(Task 1) Write out the passage of the California travel narrative between "The wood-pecker provides" and "my Oregon trip.", inclusive.
(Task 2) Pick up the California travel narrative from its final line and keep writing it.

(Extract)
● ● ● ● ●
The lassoing of a bull attracted my attention; the position of the horse, the shot, and falling of the animal, reminded me of the bull fights in Havana and Spain.
We finally arrived upon the summit of a high hill in a mountainous country; the valley filled with tents, and the earth thrown up by the diggers as by an earthquake. We lodged in an open cabin, built of staves rived out of the tree, without floor; a rude pine table; fried beef and potatoes, with coffee, and hot, hard, wheaten cakes was our food. The quartz rock produced abundantly. The opening, ten feet by seven, and ten feet in depth, had already produced the value of fifty thousand dollars. There were three casks in the cabin, headed up, full of quartz strongly charged with gold, besides sacks and bags. This important discovery was not yet known, otherwise it would have been dangerous; we were six persons sleeping upon straw, with a blazing fire, which gave light sufficient for an enemy to point through the opening anywhere, and kill the party. I felt anxious, and was glad to get away within three days. The operation of breaking the quartz was performed with rollers of stone drawn by mules; the more valuable pieces were broken with a pestle; some lumps weighed eight pounds. There were seven partners in this valuable claim. We came down with a quantity of the specimens, accompanied by Jack Hayes, the famous Texian ranger, who exhibited his skill with pistols in shooting the gopher, a little animal not unlike a ground mole. Ground squirrels abound in California, and are destructive to the crops. The scenery was at times magnificent; the thick heather, or undergrowth of the grizzly bear, in some parts is prominent. At one ranche the owner showed us some young cubs. There was some beautiful prairie country, capable of fine cultivation, and excellent grazing, which produces fine horses and horned cattle.
The wood-pecker provides for himself singularly in this country. I was struck with the mosaic appearance of some trees, and on examination found that this bird had bored holes in the thick bark, and set in the acorns for his winter’s supply. At one ranche the hogs, sheep, and cattle looked remarkably well. At another stopping point, the owner has a pet ram, who knew a Mexican at sight, and bucked him with his head; he had a perverted taste for an animal, and was very fond of tobacco. His owner had an inveterate hate for an Indian, who had killed a brother of his. The Indians are fast disappearing. I was glad to get back to San Francisco, to prepare for my Oregon trip.
1851.
LVI.
Oregon Territory, May 5, 1851.
● ● ● ● ●
(Stored rows)
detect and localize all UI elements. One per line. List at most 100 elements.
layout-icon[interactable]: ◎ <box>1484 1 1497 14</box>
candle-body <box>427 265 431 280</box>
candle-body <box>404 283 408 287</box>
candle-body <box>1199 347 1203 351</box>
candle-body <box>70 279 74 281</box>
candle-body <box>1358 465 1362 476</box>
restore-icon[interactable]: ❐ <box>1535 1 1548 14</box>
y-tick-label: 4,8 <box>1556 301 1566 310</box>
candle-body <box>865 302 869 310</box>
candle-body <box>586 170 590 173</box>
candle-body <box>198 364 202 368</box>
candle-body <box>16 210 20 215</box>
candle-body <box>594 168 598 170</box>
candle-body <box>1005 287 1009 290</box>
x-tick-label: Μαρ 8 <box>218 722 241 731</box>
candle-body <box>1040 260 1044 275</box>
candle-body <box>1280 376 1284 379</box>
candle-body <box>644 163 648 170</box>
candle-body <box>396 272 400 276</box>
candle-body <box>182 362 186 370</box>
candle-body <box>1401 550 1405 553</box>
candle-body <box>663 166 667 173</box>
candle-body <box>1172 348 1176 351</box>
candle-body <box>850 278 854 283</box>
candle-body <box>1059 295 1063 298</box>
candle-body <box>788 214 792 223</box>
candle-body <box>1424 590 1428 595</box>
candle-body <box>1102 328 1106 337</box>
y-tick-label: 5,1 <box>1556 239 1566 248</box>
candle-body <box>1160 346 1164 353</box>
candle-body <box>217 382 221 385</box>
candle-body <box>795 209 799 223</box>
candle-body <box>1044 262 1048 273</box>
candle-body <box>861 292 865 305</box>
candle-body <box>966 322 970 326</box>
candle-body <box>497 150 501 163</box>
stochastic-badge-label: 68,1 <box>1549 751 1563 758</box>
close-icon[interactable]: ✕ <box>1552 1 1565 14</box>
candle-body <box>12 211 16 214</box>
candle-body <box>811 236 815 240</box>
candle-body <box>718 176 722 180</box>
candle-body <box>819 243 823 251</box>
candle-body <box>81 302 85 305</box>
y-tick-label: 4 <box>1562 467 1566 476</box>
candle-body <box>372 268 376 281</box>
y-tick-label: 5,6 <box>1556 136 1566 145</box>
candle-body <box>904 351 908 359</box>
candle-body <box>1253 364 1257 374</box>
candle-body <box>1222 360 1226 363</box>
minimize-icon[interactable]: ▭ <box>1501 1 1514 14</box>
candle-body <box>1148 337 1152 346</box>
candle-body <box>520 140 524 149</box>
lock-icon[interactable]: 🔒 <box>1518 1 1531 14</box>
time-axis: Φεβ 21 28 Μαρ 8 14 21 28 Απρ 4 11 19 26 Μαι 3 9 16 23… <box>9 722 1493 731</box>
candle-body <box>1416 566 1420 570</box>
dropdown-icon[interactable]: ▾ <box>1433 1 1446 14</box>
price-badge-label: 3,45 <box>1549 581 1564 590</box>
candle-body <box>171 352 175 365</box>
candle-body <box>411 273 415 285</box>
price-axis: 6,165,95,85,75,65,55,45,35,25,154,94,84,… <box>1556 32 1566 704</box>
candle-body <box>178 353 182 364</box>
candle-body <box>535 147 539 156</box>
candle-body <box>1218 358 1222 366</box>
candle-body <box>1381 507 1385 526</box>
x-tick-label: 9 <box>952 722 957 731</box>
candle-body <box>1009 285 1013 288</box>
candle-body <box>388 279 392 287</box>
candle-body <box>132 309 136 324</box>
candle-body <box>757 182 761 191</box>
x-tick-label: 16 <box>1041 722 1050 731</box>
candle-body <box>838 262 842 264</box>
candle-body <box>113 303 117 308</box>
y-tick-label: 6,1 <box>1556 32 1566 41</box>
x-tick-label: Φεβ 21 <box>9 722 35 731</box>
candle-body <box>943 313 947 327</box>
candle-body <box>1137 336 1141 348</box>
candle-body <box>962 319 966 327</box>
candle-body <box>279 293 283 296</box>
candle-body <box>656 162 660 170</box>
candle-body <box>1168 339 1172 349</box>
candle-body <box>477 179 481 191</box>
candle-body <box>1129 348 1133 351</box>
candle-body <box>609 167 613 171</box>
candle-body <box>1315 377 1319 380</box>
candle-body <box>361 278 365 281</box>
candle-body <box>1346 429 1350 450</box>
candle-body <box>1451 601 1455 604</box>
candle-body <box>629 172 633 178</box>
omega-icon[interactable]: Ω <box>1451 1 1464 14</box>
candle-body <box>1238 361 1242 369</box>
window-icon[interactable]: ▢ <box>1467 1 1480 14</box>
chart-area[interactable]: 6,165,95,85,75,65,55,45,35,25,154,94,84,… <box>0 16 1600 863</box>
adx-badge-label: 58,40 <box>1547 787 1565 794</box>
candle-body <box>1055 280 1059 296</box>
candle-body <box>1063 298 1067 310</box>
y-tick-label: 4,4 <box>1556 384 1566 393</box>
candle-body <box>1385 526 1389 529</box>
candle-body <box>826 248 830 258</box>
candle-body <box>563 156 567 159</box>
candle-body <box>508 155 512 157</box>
● ● ● ● ●
(Exercise response 1)
The wood-pecker provides for himself singularly in this country. I was struck with the mosaic appearance of some trees, and on examination found that this bird had bored holes in the thick bark, and set in the acorns for his winter’s supply. At one ranche the hogs, sheep, and cattle looked remarkably well. At another stopping point, the owner has a pet ram, who knew a Mexican at sight, and bucked him with his head; he had a perverted taste for an animal, and was very fond of tobacco. His owner had an inveterate hate for an Indian, who had killed a brother of his. The Indians are fast disappearing. I was glad to get back to San Francisco, to prepare for my Oregon trip.

(Exercise response 2)
By the powerful agency of ocean and river steamers, without disparagement to horse and mule force, I find myself transported from the southern mines of California, a distance of some nine hundred miles, and can scarcely realize that I am now writing in a log cabin of the Upper Willamette Valley, in which the first legislative committee of nine persons were sworn in office by the missionary (Rev. Jason Lee) after their election by a mass meeting of the early emigrants, in 1846, to decide if laws should be enacted for the territory. The interpreter, Dr. Newell, who is present, drove the first pair of oxen across the plains, and now occupies his claim of a mile square, or six hundred and forty acres.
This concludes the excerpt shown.